▶ **TASK TO COMPLETE**: Transcribe every entry word for word, leaving out all images.

A run of records
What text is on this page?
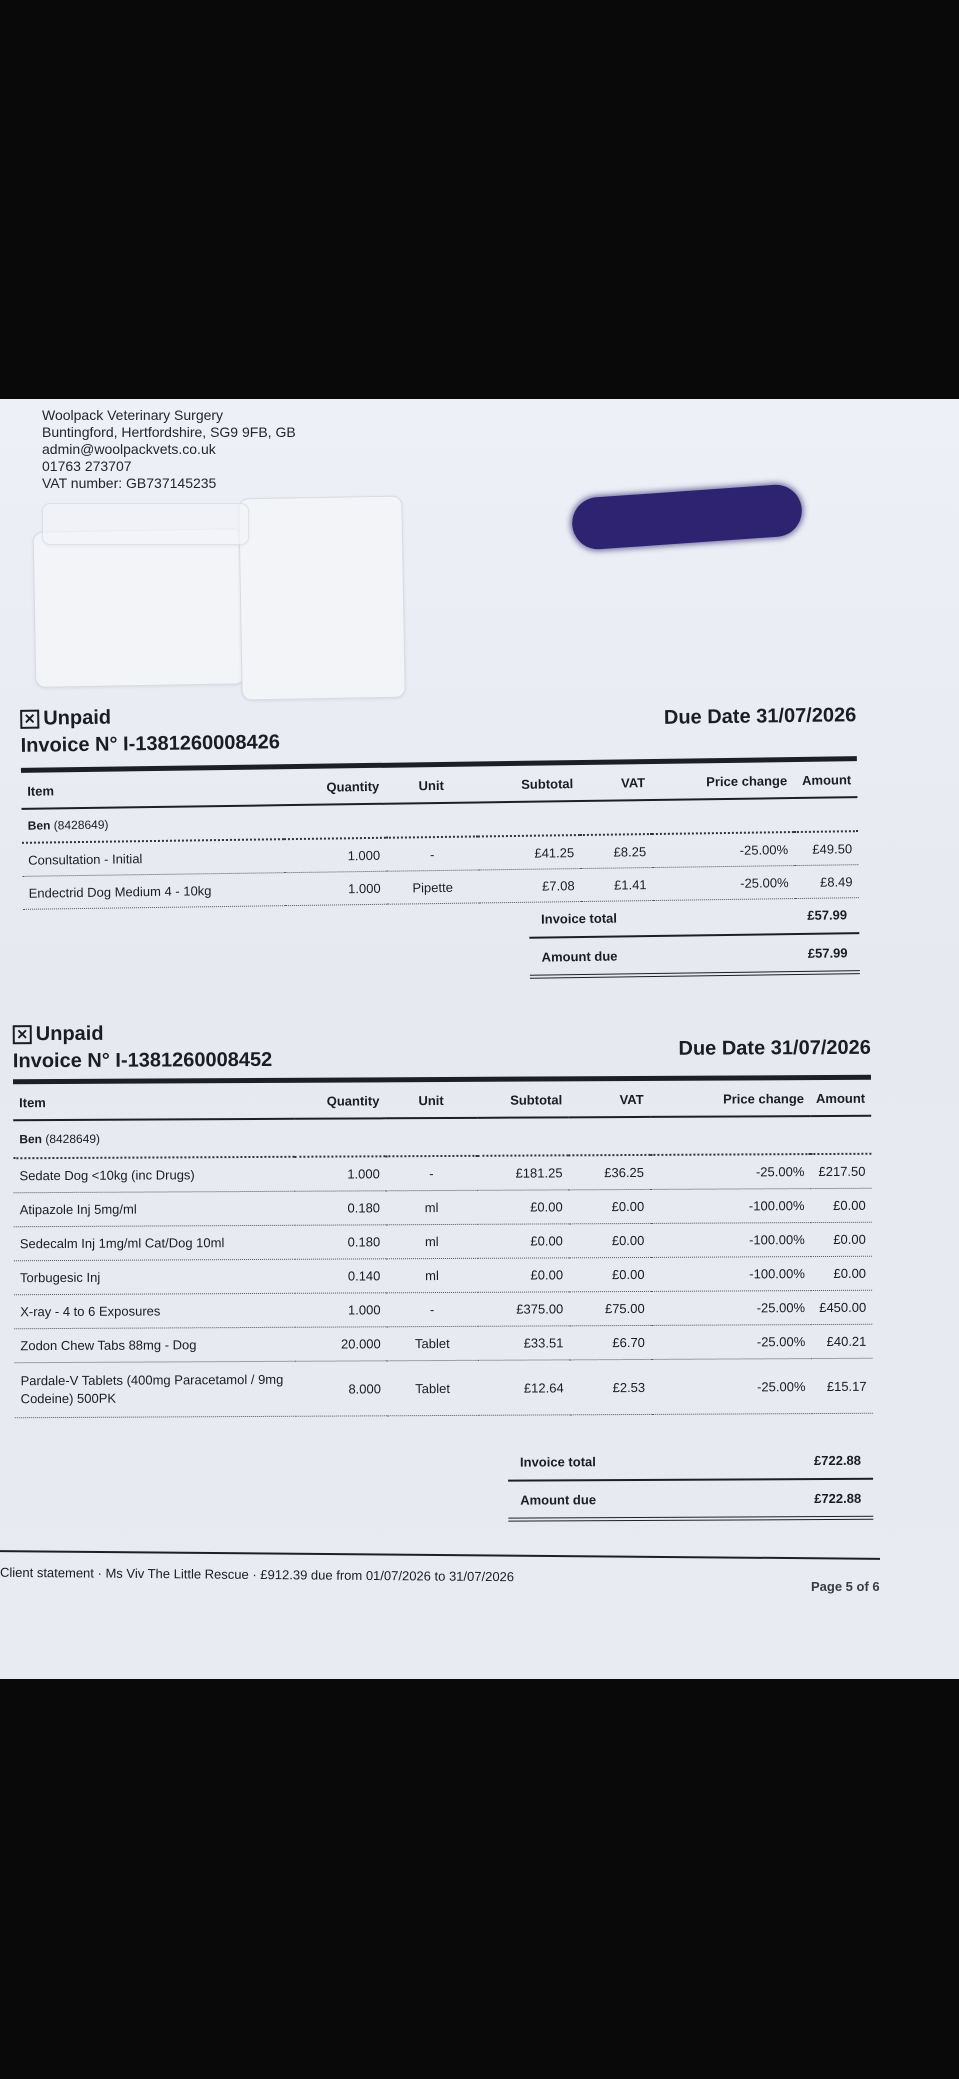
Woolpack Veterinary Surgery
Buntingford, Hertfordshire, SG9 9FB, GB
admin@woolpackvets.co.uk
01763 273707
VAT number: GB737145235
✕ Unpaid
Invoice N° I-1381260008426
Due Date 31/07/2026
Item	Quantity	Unit	Subtotal	VAT	Price change	Amount
Ben (8428649)						
Consultation - Initial	1.000	-	£41.25	£8.25	-25.00%	£49.50
Endectrid Dog Medium 4 - 10kg	1.000	Pipette	£7.08	£1.41	-25.00%	£8.49
Invoice total	£57.99
Amount due	£57.99
✕ Unpaid
Invoice N° I-1381260008452
Due Date 31/07/2026
Item	Quantity	Unit	Subtotal	VAT	Price change	Amount
Ben (8428649)						
Sedate Dog <10kg (inc Drugs)	1.000	-	£181.25	£36.25	-25.00%	£217.50
Atipazole Inj 5mg/ml	0.180	ml	£0.00	£0.00	-100.00%	£0.00
Sedecalm Inj 1mg/ml Cat/Dog 10ml	0.180	ml	£0.00	£0.00	-100.00%	£0.00
Torbugesic Inj	0.140	ml	£0.00	£0.00	-100.00%	£0.00
X-ray - 4 to 6 Exposures	1.000	-	£375.00	£75.00	-25.00%	£450.00
Zodon Chew Tabs 88mg - Dog	20.000	Tablet	£33.51	£6.70	-25.00%	£40.21
Pardale-V Tablets (400mg Paracetamol / 9mg Codeine) 500PK	8.000	Tablet	£12.64	£2.53	-25.00%	£15.17
Invoice total	£722.88
Amount due	£722.88
Client statement · Ms Viv The Little Rescue · £912.39 due from 01/07/2026 to 31/07/2026
Page 5 of 6
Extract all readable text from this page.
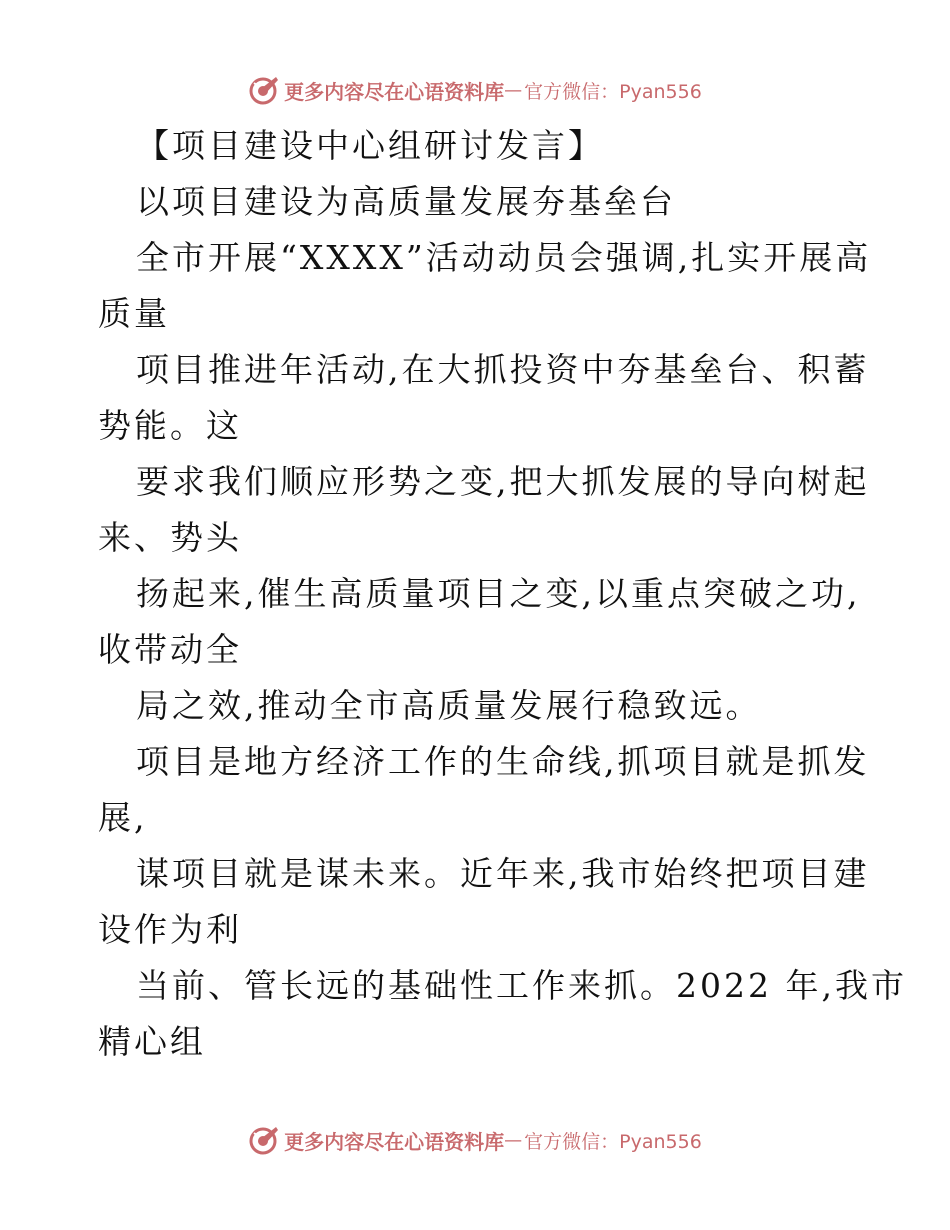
更多内容尽在心语资料库 — 官方微信：Pyan556
【项目建设中心组研讨发言】
以项目建设为高质量发展夯基垒台
全市开展“XXXX”活动动员会强调,扎实开展高
质量
项目推进年活动,在大抓投资中夯基垒台、积蓄
势能。这
要求我们顺应形势之变,把大抓发展的导向树起
来、势头
扬起来,催生高质量项目之变,以重点突破之功,
收带动全
局之效,推动全市高质量发展行稳致远。
项目是地方经济工作的生命线,抓项目就是抓发
展,
谋项目就是谋未来。近年来,我市始终把项目建
设作为利
当前、管长远的基础性工作来抓。2022 年,我市
精心组
更多内容尽在心语资料库 — 官方微信：Pyan556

▶ **TASK ANSWER**:
What text is on this page?
Woolpack Veterinary Surgery
Buntingford, Hertfordshire, SG9 9FB, GB
admin@woolpackvets.co.uk
01763 273707
VAT number: GB737145235
✕ Unpaid
Invoice N° I-1381260008426
Due Date 31/07/2026
Item	Quantity	Unit	Subtotal	VAT	Price change	Amount
Ben (8428649)						
Consultation - Initial	1.000	-	£41.25	£8.25	-25.00%	£49.50
Endectrid Dog Medium 4 - 10kg	1.000	Pipette	£7.08	£1.41	-25.00%	£8.49
Invoice total	£57.99
Amount due	£57.99
✕ Unpaid
Invoice N° I-1381260008452
Due Date 31/07/2026
Item	Quantity	Unit	Subtotal	VAT	Price change	Amount
Ben (8428649)						
Sedate Dog <10kg (inc Drugs)	1.000	-	£181.25	£36.25	-25.00%	£217.50
Atipazole Inj 5mg/ml	0.180	ml	£0.00	£0.00	-100.00%	£0.00
Sedecalm Inj 1mg/ml Cat/Dog 10ml	0.180	ml	£0.00	£0.00	-100.00%	£0.00
Torbugesic Inj	0.140	ml	£0.00	£0.00	-100.00%	£0.00
X-ray - 4 to 6 Exposures	1.000	-	£375.00	£75.00	-25.00%	£450.00
Zodon Chew Tabs 88mg - Dog	20.000	Tablet	£33.51	£6.70	-25.00%	£40.21
Pardale-V Tablets (400mg Paracetamol / 9mg Codeine) 500PK	8.000	Tablet	£12.64	£2.53	-25.00%	£15.17
Invoice total	£722.88
Amount due	£722.88
Client statement · Ms Viv The Little Rescue · £912.39 due from 01/07/2026 to 31/07/2026
Page 5 of 6
Extract all readable text from this page.
更多内容尽在心语资料库 — 官方微信：Pyan556
【项目建设中心组研讨发言】
以项目建设为高质量发展夯基垒台
全市开展“XXXX”活动动员会强调,扎实开展高
质量
项目推进年活动,在大抓投资中夯基垒台、积蓄
势能。这
要求我们顺应形势之变,把大抓发展的导向树起
来、势头
扬起来,催生高质量项目之变,以重点突破之功,
收带动全
局之效,推动全市高质量发展行稳致远。
项目是地方经济工作的生命线,抓项目就是抓发
展,
谋项目就是谋未来。近年来,我市始终把项目建
设作为利
当前、管长远的基础性工作来抓。2022 年,我市
精心组
更多内容尽在心语资料库 — 官方微信：Pyan556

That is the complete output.